* Exercise details *
Emit only the lines from the line containing "Parse this screenshot: output" through the last line of the entries, unchanged.

Dataset entries on figures:
== == ==
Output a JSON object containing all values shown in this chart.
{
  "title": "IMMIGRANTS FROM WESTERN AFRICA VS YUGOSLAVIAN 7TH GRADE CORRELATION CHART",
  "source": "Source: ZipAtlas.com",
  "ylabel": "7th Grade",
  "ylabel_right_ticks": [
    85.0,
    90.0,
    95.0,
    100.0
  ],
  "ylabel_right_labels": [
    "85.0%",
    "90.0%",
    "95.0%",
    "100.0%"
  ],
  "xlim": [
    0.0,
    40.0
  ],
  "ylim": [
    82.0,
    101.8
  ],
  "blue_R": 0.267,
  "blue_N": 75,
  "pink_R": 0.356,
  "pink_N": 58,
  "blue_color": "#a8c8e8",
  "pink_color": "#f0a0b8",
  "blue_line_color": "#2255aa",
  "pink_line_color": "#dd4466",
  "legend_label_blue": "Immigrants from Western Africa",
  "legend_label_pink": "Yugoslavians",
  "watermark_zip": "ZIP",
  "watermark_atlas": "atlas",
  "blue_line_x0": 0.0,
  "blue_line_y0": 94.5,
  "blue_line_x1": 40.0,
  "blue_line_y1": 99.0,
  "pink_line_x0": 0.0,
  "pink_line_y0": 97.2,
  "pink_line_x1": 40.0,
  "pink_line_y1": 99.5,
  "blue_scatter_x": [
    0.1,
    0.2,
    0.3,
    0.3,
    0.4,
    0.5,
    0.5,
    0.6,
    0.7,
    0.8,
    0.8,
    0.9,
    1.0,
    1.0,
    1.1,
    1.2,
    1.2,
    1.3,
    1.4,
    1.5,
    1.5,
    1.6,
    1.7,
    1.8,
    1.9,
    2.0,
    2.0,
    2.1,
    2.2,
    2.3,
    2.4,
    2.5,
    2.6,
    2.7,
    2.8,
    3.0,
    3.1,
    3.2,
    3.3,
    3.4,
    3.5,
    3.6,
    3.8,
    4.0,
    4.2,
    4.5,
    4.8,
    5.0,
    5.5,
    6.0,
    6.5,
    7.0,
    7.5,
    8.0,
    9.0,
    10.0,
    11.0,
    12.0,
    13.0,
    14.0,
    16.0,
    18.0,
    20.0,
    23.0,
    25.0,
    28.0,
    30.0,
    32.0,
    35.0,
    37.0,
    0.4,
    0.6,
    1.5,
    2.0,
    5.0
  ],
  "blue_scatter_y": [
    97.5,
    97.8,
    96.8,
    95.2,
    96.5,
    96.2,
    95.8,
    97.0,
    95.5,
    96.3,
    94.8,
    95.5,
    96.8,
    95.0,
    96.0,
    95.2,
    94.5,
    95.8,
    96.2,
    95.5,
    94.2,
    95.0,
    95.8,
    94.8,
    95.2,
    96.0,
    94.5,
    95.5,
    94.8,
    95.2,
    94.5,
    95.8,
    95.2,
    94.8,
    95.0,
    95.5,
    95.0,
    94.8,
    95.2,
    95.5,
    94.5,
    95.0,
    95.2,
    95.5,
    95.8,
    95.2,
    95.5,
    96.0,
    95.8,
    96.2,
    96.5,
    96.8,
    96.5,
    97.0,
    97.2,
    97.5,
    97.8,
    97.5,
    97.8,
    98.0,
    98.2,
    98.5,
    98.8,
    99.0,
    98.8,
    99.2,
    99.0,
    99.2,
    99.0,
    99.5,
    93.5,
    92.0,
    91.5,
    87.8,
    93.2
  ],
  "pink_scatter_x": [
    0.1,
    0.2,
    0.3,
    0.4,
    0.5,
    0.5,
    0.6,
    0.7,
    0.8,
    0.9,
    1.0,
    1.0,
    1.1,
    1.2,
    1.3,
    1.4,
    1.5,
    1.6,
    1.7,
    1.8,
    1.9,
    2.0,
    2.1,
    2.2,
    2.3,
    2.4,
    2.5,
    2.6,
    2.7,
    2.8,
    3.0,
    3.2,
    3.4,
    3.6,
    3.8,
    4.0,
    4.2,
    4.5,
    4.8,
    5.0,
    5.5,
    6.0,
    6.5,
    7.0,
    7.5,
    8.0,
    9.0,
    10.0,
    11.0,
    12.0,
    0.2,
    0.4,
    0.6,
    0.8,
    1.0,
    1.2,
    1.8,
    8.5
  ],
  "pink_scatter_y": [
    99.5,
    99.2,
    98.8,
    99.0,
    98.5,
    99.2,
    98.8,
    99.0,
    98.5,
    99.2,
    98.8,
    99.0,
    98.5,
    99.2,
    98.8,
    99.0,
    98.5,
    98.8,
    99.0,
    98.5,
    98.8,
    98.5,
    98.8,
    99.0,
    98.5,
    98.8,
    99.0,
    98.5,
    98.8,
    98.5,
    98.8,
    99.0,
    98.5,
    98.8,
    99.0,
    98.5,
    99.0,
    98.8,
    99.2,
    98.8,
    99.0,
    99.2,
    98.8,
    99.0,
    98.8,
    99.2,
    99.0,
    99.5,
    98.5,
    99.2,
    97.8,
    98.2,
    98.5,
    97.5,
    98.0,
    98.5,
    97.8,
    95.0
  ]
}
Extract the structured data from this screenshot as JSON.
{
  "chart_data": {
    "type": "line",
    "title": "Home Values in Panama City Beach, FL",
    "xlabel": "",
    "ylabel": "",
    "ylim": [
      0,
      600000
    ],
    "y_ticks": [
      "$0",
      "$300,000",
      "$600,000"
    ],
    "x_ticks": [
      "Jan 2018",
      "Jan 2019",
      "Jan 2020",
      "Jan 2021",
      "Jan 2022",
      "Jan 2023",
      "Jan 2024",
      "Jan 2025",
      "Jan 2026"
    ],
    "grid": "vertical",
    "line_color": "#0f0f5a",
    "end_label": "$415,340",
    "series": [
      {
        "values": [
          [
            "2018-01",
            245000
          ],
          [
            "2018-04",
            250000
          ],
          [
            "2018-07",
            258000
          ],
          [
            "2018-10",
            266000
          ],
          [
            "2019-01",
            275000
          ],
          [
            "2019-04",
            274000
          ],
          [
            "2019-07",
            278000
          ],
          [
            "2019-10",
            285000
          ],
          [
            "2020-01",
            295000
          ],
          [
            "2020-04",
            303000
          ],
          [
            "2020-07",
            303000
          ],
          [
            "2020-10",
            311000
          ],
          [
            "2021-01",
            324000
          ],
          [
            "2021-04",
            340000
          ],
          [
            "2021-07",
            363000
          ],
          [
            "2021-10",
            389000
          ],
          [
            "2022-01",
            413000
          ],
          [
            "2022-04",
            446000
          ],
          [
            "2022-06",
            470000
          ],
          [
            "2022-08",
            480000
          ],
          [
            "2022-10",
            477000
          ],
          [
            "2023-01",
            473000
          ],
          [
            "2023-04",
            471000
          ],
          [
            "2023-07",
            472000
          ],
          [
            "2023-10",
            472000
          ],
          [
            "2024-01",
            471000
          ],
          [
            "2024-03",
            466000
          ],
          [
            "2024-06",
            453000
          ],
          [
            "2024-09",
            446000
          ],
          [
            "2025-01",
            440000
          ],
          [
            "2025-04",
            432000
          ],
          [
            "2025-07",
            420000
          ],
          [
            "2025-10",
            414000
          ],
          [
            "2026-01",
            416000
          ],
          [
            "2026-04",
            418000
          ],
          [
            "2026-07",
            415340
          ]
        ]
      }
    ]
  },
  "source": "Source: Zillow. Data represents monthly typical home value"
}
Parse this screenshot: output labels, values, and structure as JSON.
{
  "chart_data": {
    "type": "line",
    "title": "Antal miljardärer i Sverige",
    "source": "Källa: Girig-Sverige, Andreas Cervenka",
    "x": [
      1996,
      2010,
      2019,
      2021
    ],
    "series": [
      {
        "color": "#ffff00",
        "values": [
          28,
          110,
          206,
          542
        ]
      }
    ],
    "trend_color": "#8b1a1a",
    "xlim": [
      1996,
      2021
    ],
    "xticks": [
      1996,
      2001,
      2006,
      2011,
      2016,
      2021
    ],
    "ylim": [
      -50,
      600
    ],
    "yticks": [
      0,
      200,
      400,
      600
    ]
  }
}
== == ==
* Output for this task *
Parse this screenshot: output labels, values, and structure as JSON.
{
  "chart_data": {
    "type": "line",
    "title": "Antal miljardärer i Sverige",
    "source": "Källa: Girig-Sverige, Andreas Cervenka",
    "x": [
      1996,
      2010,
      2019,
      2021
    ],
    "series": [
      {
        "color": "#ffff00",
        "values": [
          28,
          110,
          206,
          542
        ]
      }
    ],
    "trend_color": "#8b1a1a",
    "xlim": [
      1996,
      2021
    ],
    "xticks": [
      1996,
      2001,
      2006,
      2011,
      2016,
      2021
    ],
    "ylim": [
      -50,
      600
    ],
    "yticks": [
      0,
      200,
      400,
      600
    ]
  }
}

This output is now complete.